→ Task to carry out
Could you rewrite the material below so that each "Perú" becomes "Peru", with nothing else altered?

◇ ◇ ◇ ◇ ◇

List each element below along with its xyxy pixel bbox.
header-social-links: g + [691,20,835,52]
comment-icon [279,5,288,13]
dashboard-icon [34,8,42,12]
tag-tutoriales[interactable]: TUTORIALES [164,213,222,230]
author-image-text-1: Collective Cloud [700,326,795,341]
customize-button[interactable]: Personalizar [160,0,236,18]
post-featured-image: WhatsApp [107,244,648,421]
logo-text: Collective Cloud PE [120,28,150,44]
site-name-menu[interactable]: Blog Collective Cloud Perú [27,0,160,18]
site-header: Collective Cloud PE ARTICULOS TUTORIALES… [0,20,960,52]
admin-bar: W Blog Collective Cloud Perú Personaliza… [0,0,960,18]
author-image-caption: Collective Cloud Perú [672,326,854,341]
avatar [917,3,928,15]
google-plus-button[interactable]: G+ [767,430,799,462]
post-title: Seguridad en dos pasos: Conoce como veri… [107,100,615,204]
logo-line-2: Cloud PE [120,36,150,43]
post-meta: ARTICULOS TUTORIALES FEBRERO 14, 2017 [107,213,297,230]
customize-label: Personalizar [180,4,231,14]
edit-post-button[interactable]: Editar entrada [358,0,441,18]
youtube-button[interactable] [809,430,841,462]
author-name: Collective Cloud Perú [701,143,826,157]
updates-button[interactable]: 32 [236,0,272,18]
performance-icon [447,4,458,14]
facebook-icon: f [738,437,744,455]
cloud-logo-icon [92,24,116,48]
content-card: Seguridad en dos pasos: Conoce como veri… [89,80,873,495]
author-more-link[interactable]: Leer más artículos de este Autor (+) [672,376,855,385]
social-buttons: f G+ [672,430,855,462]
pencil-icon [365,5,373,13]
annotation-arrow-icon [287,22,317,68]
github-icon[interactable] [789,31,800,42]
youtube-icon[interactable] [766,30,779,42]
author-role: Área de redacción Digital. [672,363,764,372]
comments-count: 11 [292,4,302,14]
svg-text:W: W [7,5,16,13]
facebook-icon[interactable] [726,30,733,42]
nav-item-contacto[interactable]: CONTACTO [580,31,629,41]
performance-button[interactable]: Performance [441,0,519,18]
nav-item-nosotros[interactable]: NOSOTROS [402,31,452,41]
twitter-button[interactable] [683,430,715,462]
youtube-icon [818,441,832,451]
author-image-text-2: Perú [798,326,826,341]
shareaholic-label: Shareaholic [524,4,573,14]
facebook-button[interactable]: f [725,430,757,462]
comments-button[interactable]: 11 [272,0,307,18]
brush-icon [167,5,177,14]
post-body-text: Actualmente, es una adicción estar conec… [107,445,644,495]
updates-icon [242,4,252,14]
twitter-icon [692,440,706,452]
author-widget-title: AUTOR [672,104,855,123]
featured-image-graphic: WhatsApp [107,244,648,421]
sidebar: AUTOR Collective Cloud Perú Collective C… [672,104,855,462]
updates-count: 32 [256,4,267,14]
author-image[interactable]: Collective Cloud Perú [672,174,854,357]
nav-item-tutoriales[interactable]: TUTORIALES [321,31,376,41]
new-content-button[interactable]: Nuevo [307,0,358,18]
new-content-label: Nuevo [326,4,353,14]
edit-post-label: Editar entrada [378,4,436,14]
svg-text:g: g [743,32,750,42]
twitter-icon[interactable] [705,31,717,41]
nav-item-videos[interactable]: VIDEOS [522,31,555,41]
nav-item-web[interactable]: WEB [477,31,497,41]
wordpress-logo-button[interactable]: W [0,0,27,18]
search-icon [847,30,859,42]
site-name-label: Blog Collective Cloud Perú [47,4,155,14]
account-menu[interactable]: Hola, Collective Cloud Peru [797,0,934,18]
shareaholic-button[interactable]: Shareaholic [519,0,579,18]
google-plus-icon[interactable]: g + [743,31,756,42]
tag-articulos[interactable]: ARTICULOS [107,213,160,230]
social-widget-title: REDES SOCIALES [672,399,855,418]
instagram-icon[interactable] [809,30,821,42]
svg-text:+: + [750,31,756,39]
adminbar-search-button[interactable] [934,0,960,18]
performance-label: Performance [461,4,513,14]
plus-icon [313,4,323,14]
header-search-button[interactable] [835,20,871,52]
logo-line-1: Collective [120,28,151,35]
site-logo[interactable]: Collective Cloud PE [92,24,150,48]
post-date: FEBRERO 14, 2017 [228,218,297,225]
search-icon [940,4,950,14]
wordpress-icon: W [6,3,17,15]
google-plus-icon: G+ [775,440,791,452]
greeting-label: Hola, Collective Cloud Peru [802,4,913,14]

◇ ◇ ◇ ◇ ◇

→ Exercise output
List each element below along with its xyxy pixel bbox.
header-social-links: g + [691,20,835,52]
comment-icon [279,5,288,13]
dashboard-icon [34,8,42,12]
tag-tutoriales[interactable]: TUTORIALES [164,213,222,230]
author-image-text-1: Collective Cloud [700,326,795,341]
customize-button[interactable]: Personalizar [160,0,236,18]
post-featured-image: WhatsApp [107,244,648,421]
logo-text: Collective Cloud PE [120,28,150,44]
site-name-menu[interactable]: Blog Collective Cloud Peru [27,0,160,18]
site-header: Collective Cloud PE ARTICULOS TUTORIALES… [0,20,960,52]
admin-bar: W Blog Collective Cloud Peru Personaliza… [0,0,960,18]
author-image-caption: Collective Cloud Peru [672,326,854,341]
avatar [917,3,928,15]
google-plus-button[interactable]: G+ [767,430,799,462]
post-title: Seguridad en dos pasos: Conoce como veri… [107,100,615,204]
logo-line-2: Cloud PE [120,36,150,43]
post-meta: ARTICULOS TUTORIALES FEBRERO 14, 2017 [107,213,297,230]
customize-label: Personalizar [180,4,231,14]
edit-post-button[interactable]: Editar entrada [358,0,441,18]
youtube-button[interactable] [809,430,841,462]
author-name: Collective Cloud Peru [701,143,826,157]
updates-button[interactable]: 32 [236,0,272,18]
performance-icon [447,4,458,14]
facebook-icon: f [738,437,744,455]
cloud-logo-icon [92,24,116,48]
content-card: Seguridad en dos pasos: Conoce como veri… [89,80,873,495]
author-more-link[interactable]: Leer más artículos de este Autor (+) [672,376,855,385]
social-buttons: f G+ [672,430,855,462]
pencil-icon [365,5,373,13]
annotation-arrow-icon [287,22,317,68]
github-icon[interactable] [789,31,800,42]
youtube-icon[interactable] [766,30,779,42]
author-role: Área de redacción Digital. [672,363,764,372]
comments-count: 11 [292,4,302,14]
svg-text:W: W [7,5,16,13]
facebook-icon[interactable] [726,30,733,42]
nav-item-contacto[interactable]: CONTACTO [580,31,629,41]
performance-button[interactable]: Performance [441,0,519,18]
nav-item-nosotros[interactable]: NOSOTROS [402,31,452,41]
twitter-button[interactable] [683,430,715,462]
youtube-icon [818,441,832,451]
author-image-text-2: Peru [798,326,826,341]
shareaholic-label: Shareaholic [524,4,573,14]
facebook-button[interactable]: f [725,430,757,462]
comments-button[interactable]: 11 [272,0,307,18]
brush-icon [167,5,177,14]
post-body-text: Actualmente, es una adicción estar conec… [107,445,644,495]
updates-icon [242,4,252,14]
twitter-icon [692,440,706,452]
author-widget-title: AUTOR [672,104,855,123]
featured-image-graphic: WhatsApp [107,244,648,421]
sidebar: AUTOR Collective Cloud Peru Collective C… [672,104,855,462]
updates-count: 32 [256,4,267,14]
author-image[interactable]: Collective Cloud Peru [672,174,854,357]
nav-item-tutoriales[interactable]: TUTORIALES [321,31,376,41]
new-content-button[interactable]: Nuevo [307,0,358,18]
new-content-label: Nuevo [326,4,353,14]
edit-post-label: Editar entrada [378,4,436,14]
svg-text:g: g [743,32,750,42]
twitter-icon[interactable] [705,31,717,41]
nav-item-videos[interactable]: VIDEOS [522,31,555,41]
nav-item-web[interactable]: WEB [477,31,497,41]
wordpress-logo-button[interactable]: W [0,0,27,18]
search-icon [847,30,859,42]
site-name-label: Blog Collective Cloud Peru [47,4,155,14]
account-menu[interactable]: Hola, Collective Cloud Peru [797,0,934,18]
shareaholic-button[interactable]: Shareaholic [519,0,579,18]
google-plus-icon[interactable]: g + [743,31,756,42]
tag-articulos[interactable]: ARTICULOS [107,213,160,230]
social-widget-title: REDES SOCIALES [672,399,855,418]
instagram-icon[interactable] [809,30,821,42]
svg-text:+: + [750,31,756,39]
adminbar-search-button[interactable] [934,0,960,18]
performance-label: Performance [461,4,513,14]
plus-icon [313,4,323,14]
header-search-button[interactable] [835,20,871,52]
logo-line-1: Collective [120,28,151,35]
site-logo[interactable]: Collective Cloud PE [92,24,150,48]
post-date: FEBRERO 14, 2017 [228,218,297,225]
search-icon [940,4,950,14]
wordpress-icon: W [6,3,17,15]
google-plus-icon: G+ [775,440,791,452]
greeting-label: Hola, Collective Cloud Peru [802,4,913,14]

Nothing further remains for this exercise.